> _Written exercise_
Copy out every line of the items below word for word, leaving out the pictures.

> _Data for this exercise_
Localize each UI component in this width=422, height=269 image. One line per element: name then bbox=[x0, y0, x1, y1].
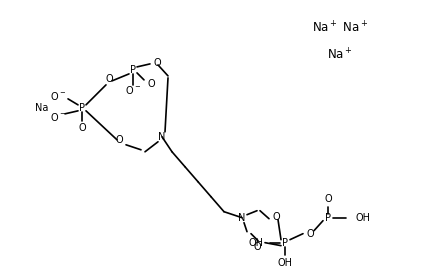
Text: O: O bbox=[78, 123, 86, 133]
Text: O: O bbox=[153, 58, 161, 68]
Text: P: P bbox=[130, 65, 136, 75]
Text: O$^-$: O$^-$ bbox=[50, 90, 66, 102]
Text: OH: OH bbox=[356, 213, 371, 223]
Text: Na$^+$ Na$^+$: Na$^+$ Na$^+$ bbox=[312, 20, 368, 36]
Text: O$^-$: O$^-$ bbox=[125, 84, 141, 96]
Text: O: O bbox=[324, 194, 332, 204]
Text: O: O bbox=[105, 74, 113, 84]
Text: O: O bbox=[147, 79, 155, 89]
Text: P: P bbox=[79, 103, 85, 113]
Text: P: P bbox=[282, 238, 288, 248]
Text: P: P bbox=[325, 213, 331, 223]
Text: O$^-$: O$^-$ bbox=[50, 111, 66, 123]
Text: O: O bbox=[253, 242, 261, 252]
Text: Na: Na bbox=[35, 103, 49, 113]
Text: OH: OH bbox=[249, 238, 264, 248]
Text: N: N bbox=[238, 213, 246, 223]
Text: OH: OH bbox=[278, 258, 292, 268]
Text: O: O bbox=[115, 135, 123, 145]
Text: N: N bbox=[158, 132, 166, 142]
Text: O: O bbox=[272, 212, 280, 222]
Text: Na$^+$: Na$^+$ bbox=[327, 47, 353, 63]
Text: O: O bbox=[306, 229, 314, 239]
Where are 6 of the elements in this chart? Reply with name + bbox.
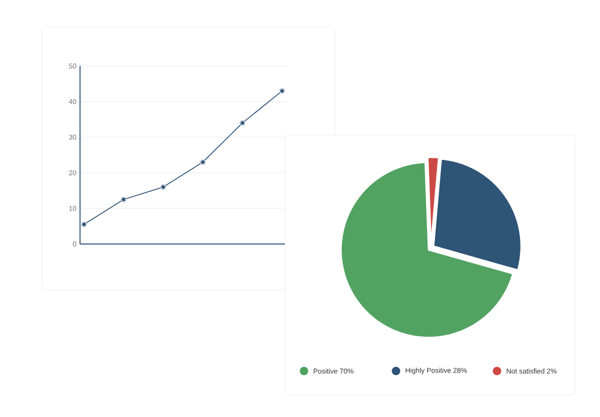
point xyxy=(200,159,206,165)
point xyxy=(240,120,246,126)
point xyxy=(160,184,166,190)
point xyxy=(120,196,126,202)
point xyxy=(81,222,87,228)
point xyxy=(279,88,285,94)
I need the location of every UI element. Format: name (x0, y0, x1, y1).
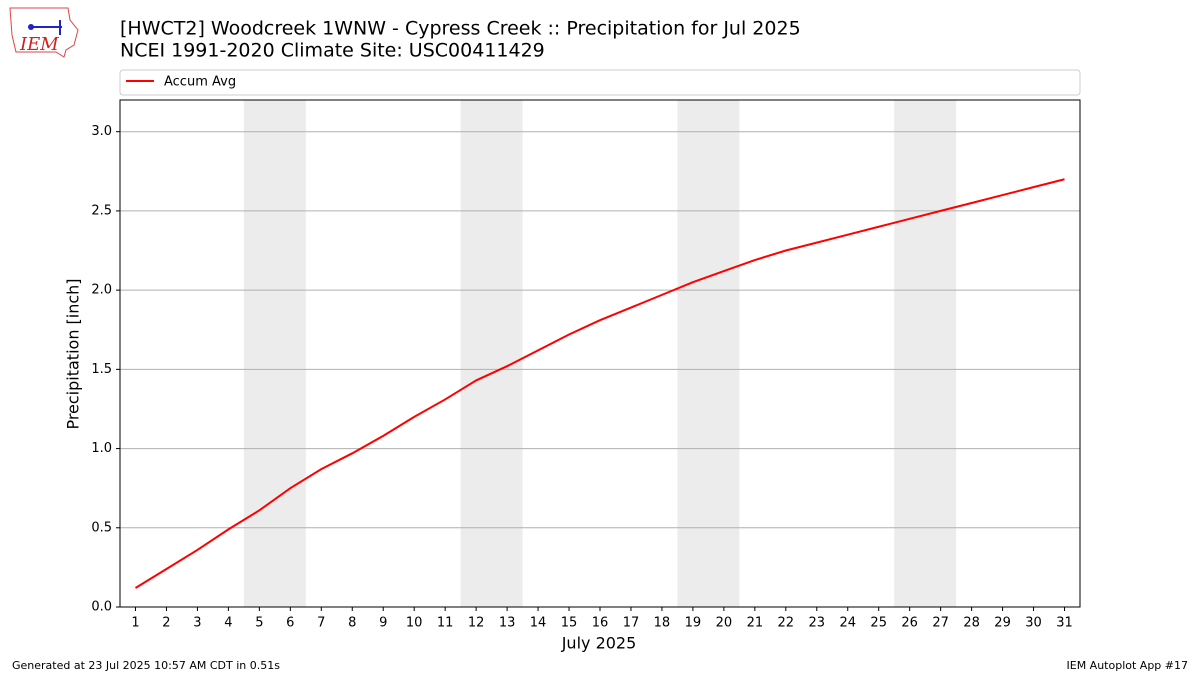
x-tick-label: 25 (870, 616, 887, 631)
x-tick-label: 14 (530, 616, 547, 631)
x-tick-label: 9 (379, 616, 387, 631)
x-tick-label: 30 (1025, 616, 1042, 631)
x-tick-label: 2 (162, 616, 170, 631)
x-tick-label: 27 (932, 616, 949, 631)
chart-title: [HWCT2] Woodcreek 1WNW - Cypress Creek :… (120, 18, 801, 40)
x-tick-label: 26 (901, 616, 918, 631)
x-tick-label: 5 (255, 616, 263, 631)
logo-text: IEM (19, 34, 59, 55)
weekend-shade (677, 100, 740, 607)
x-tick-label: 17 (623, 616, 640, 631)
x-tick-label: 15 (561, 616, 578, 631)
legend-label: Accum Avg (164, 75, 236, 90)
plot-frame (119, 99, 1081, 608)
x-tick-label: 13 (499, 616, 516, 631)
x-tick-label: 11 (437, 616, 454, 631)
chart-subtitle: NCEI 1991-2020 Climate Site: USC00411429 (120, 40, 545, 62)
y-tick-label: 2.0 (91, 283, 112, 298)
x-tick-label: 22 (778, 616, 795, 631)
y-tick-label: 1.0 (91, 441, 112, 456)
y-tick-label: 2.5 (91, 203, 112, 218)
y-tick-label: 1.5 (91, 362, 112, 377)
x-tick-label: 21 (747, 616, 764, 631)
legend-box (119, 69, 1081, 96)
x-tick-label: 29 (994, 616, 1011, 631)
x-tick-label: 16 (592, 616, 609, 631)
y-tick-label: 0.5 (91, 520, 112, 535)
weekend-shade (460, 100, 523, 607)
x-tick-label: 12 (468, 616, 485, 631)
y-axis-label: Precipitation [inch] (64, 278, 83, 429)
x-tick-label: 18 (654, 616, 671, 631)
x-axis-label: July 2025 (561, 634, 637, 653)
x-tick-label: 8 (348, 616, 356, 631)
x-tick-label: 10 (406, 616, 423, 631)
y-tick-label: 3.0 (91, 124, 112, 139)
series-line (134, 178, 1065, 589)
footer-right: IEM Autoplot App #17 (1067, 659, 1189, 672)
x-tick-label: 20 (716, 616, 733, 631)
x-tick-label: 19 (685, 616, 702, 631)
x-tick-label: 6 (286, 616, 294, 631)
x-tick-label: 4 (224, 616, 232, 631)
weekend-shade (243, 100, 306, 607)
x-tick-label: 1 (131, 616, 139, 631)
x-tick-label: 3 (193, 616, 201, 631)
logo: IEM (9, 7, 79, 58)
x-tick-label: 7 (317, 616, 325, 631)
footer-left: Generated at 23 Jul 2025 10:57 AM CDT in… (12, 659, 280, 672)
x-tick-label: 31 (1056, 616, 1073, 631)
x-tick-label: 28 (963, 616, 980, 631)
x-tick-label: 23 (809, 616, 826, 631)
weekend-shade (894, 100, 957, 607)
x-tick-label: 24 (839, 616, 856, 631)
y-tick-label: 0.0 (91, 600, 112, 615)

> _Solution to this exercise_
Localize each UI component in this width=422, height=269 image. One line per element: name then bbox=[x0, y0, x1, y1].
Text: O: O bbox=[78, 123, 86, 133]
Text: O: O bbox=[153, 58, 161, 68]
Text: P: P bbox=[130, 65, 136, 75]
Text: O$^-$: O$^-$ bbox=[50, 90, 66, 102]
Text: OH: OH bbox=[356, 213, 371, 223]
Text: Na$^+$ Na$^+$: Na$^+$ Na$^+$ bbox=[312, 20, 368, 36]
Text: O$^-$: O$^-$ bbox=[125, 84, 141, 96]
Text: O: O bbox=[324, 194, 332, 204]
Text: O: O bbox=[105, 74, 113, 84]
Text: O: O bbox=[147, 79, 155, 89]
Text: P: P bbox=[79, 103, 85, 113]
Text: P: P bbox=[282, 238, 288, 248]
Text: P: P bbox=[325, 213, 331, 223]
Text: O$^-$: O$^-$ bbox=[50, 111, 66, 123]
Text: O: O bbox=[253, 242, 261, 252]
Text: Na: Na bbox=[35, 103, 49, 113]
Text: OH: OH bbox=[249, 238, 264, 248]
Text: N: N bbox=[238, 213, 246, 223]
Text: OH: OH bbox=[278, 258, 292, 268]
Text: O: O bbox=[115, 135, 123, 145]
Text: N: N bbox=[158, 132, 166, 142]
Text: O: O bbox=[272, 212, 280, 222]
Text: Na$^+$: Na$^+$ bbox=[327, 47, 353, 63]
Text: O: O bbox=[306, 229, 314, 239]
Where are 6 of the elements in this chart? Reply with name + bbox.
point xyxy=(200,159,206,165)
point xyxy=(240,120,246,126)
point xyxy=(160,184,166,190)
point xyxy=(120,196,126,202)
point xyxy=(81,222,87,228)
point xyxy=(279,88,285,94)
I need the location of every UI element. Format: name (x0, y0, x1, y1).
x-tick-label: 25 (870, 616, 887, 631)
x-tick-label: 14 (530, 616, 547, 631)
x-tick-label: 9 (379, 616, 387, 631)
x-tick-label: 30 (1025, 616, 1042, 631)
x-tick-label: 2 (162, 616, 170, 631)
x-tick-label: 27 (932, 616, 949, 631)
chart-title: [HWCT2] Woodcreek 1WNW - Cypress Creek :… (120, 18, 801, 40)
x-tick-label: 26 (901, 616, 918, 631)
x-tick-label: 5 (255, 616, 263, 631)
logo-text: IEM (19, 34, 59, 55)
weekend-shade (677, 100, 740, 607)
x-tick-label: 17 (623, 616, 640, 631)
x-tick-label: 15 (561, 616, 578, 631)
legend-label: Accum Avg (164, 75, 236, 90)
plot-frame (119, 99, 1081, 608)
x-tick-label: 13 (499, 616, 516, 631)
x-tick-label: 11 (437, 616, 454, 631)
chart-subtitle: NCEI 1991-2020 Climate Site: USC00411429 (120, 40, 545, 62)
y-tick-label: 2.0 (91, 283, 112, 298)
x-tick-label: 22 (778, 616, 795, 631)
y-tick-label: 1.0 (91, 441, 112, 456)
y-tick-label: 2.5 (91, 203, 112, 218)
y-tick-label: 1.5 (91, 362, 112, 377)
x-tick-label: 21 (747, 616, 764, 631)
legend-box (119, 69, 1081, 96)
x-tick-label: 29 (994, 616, 1011, 631)
x-tick-label: 16 (592, 616, 609, 631)
y-tick-label: 0.5 (91, 520, 112, 535)
weekend-shade (460, 100, 523, 607)
x-tick-label: 12 (468, 616, 485, 631)
y-axis-label: Precipitation [inch] (64, 278, 83, 429)
x-tick-label: 18 (654, 616, 671, 631)
x-axis-label: July 2025 (561, 634, 637, 653)
x-tick-label: 8 (348, 616, 356, 631)
x-tick-label: 10 (406, 616, 423, 631)
y-tick-label: 3.0 (91, 124, 112, 139)
series-line (134, 178, 1065, 589)
footer-right: IEM Autoplot App #17 (1067, 659, 1189, 672)
x-tick-label: 20 (716, 616, 733, 631)
x-tick-label: 19 (685, 616, 702, 631)
x-tick-label: 6 (286, 616, 294, 631)
x-tick-label: 4 (224, 616, 232, 631)
weekend-shade (243, 100, 306, 607)
x-tick-label: 1 (131, 616, 139, 631)
x-tick-label: 3 (193, 616, 201, 631)
logo: IEM (9, 7, 79, 58)
x-tick-label: 7 (317, 616, 325, 631)
footer-left: Generated at 23 Jul 2025 10:57 AM CDT in… (12, 659, 280, 672)
x-tick-label: 31 (1056, 616, 1073, 631)
x-tick-label: 28 (963, 616, 980, 631)
x-tick-label: 23 (809, 616, 826, 631)
weekend-shade (894, 100, 957, 607)
x-tick-label: 24 (839, 616, 856, 631)
y-tick-label: 0.0 (91, 600, 112, 615)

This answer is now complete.